Written task.
Starting at the line that holds "What does this", quote every line through the end of the records, both boundary lines included. Omit the pictures.

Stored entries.
· · ·
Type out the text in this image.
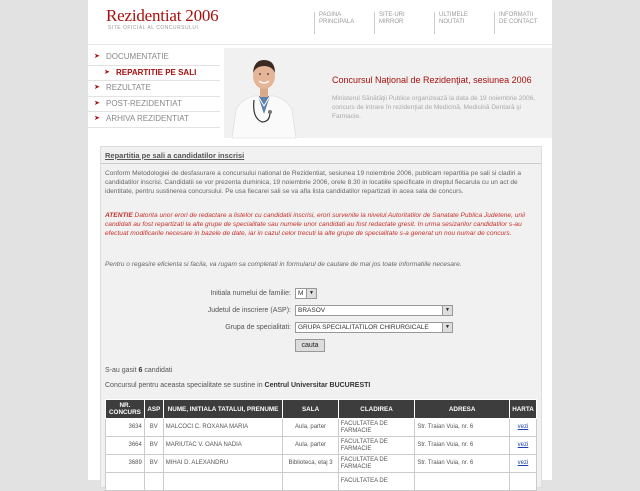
Rezidentiat 2006
SITE OFICIAL AL CONCURSULUI
PAGINA
PRINCIPALA
SITE-URI
MIRROR
ULTIMELE
NOUTATI
INFORMATII
DE CONTACT
➤ DOCUMENTATIE
➤ REPARTITIE PE SALI
➤ REZULTATE
➤ POST-REZIDENTIAT
➤ ARHIVA REZIDENTIAT
Concursul Naţional de Rezidenţiat, sesiunea 2006
Ministerul Sănătăţii Publice organizează la data de 19 noiembrie 2006, concurs de intrare în rezidenţiat de Medicină, Medicină Dentară şi Farmacie.
Repartitia pe sali a candidatilor inscrisi
Conform Metodologiei de desfasurare a concursului national de Rezidentiat, sesiunea 19 noiembrie 2006, publicam repartitia pe sali si cladiri a candidatilor inscrisi. Candidatii se vor prezenta duminica, 19 noiembrie 2006, orele 8.30 in locatiile specificate in dreptul fiecarula cu un act de identitate, pentru sustinerea concursului. Pe usa fiecarei sali se va afla lista candidatilor repartizati in acea sala de concurs.
ATENTIE Datorita unor erori de redactare a listelor cu candidatii inscrisi, erori survenite la nivelul Autoritatilor de Sanatate Publica Judetene, unii candidati au fost repartizati la alte grupe de specialitate sau numele unor candidati au fost redactate gresit. In urma sesizarilor candidatilor s-au efectuat modificarile necesare in bazele de date, iar in cazul celor trecuti la alte grupe de specialitate s-a generat un nou numar de concurs.
Pentru o regasire eficienta si facila, va rugam sa completati in formularul de cautare de mai jos toate informatiile necesare.
Initiala numelui de familie:	M	▼
Judetul de inscriere (ASP):	BRASOV	▼
Grupa de specialitati:	GRUPA SPECIALITATILOR CHIRURGICALE	▼
cauta
S-au gasit 6 candidati
Concursul pentru aceasta specialitate se sustine in Centrul Universitar BUCURESTI
NR. CONCURS	ASP	NUME, INITIALA TATALUI, PRENUME	SALA	CLADIREA	ADRESA	HARTA
3634	BV	MALCOCI C. ROXANA MARIA	Aula, parter	FACULTATEA DE FARMACIE	Str. Traian Vuia, nr. 6	vezi
3664	BV	MARIUTAC V. OANA NADIA	Aula, parter	FACULTATEA DE FARMACIE	Str. Traian Vuia, nr. 6	vezi
3689	BV	MIHAI D. ALEXANDRU	Biblioteca, etaj 3	FACULTATEA DE FARMACIE	Str. Traian Vuia, nr. 6	vezi
				FACULTATEA DE		
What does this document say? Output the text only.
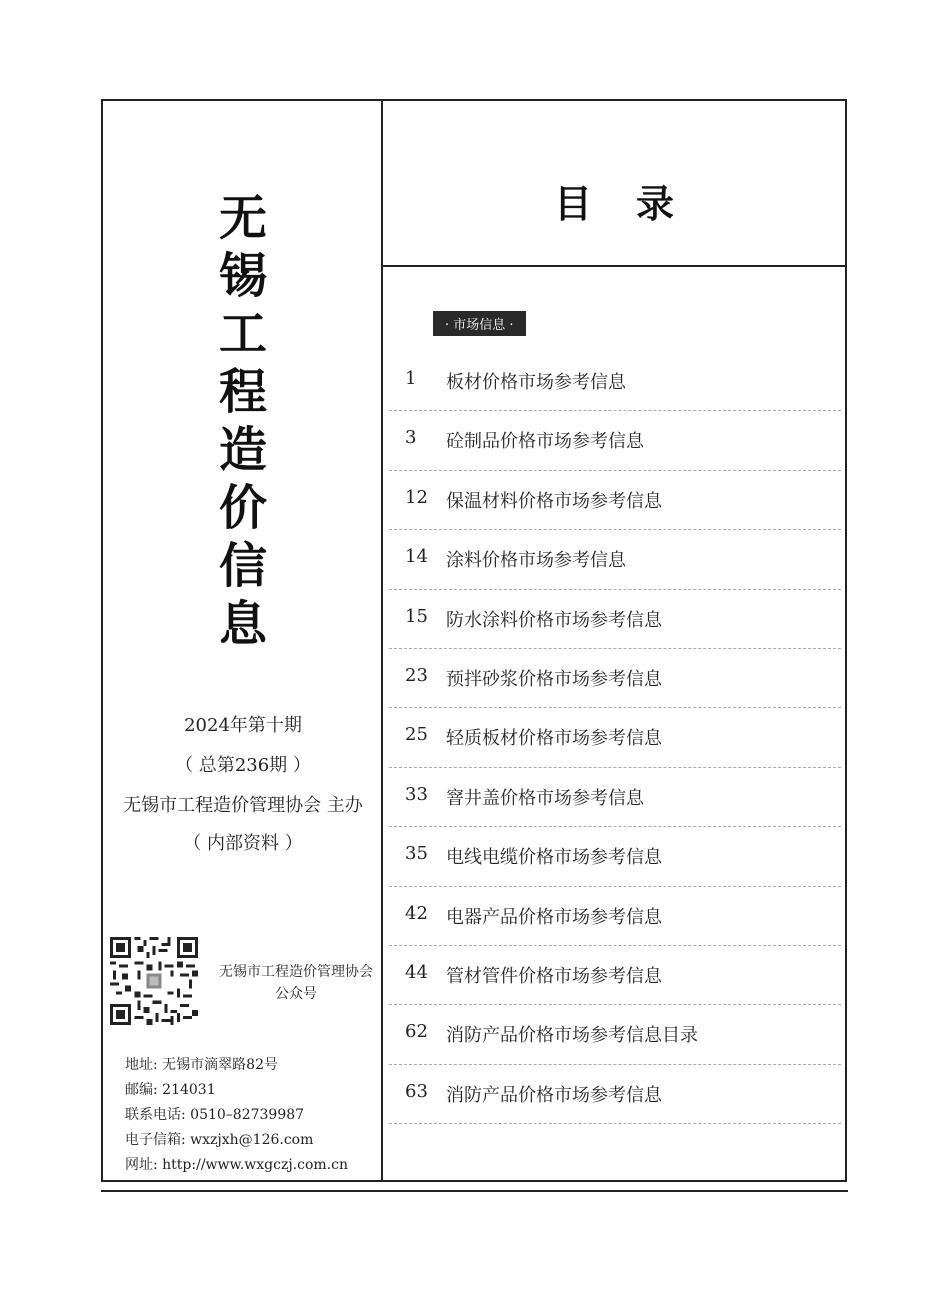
无
锡
工
程
造
价
信
息
2024年第十期
（ 总第236期 ）
无锡市工程造价管理协会 主办
（ 内部资料 ）
无锡市工程造价管理协会
公众号
地址: 无锡市滴翠路82号
邮编: 214031
联系电话: 0510–82739987
电子信箱: wxzjxh@126.com
网址: http://www.wxgczj.com.cn
目录
· 市场信息 ·
1 板材价格市场参考信息
3 砼制品价格市场参考信息
12 保温材料价格市场参考信息
14 涂料价格市场参考信息
15 防水涂料价格市场参考信息
23 预拌砂浆价格市场参考信息
25 轻质板材价格市场参考信息
33 窨井盖价格市场参考信息
35 电线电缆价格市场参考信息
42 电器产品价格市场参考信息
44 管材管件价格市场参考信息
62 消防产品价格市场参考信息目录
63 消防产品价格市场参考信息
· · ·
Finished exercise.
What does this document say? Output the text only.
无
锡
工
程
造
价
信
息
2024年第十期
（ 总第236期 ）
无锡市工程造价管理协会 主办
（ 内部资料 ）
无锡市工程造价管理协会
公众号
地址: 无锡市滴翠路82号
邮编: 214031
联系电话: 0510–82739987
电子信箱: wxzjxh@126.com
网址: http://www.wxgczj.com.cn
目录
· 市场信息 ·
1 板材价格市场参考信息
3 砼制品价格市场参考信息
12 保温材料价格市场参考信息
14 涂料价格市场参考信息
15 防水涂料价格市场参考信息
23 预拌砂浆价格市场参考信息
25 轻质板材价格市场参考信息
33 窨井盖价格市场参考信息
35 电线电缆价格市场参考信息
42 电器产品价格市场参考信息
44 管材管件价格市场参考信息
62 消防产品价格市场参考信息目录
63 消防产品价格市场参考信息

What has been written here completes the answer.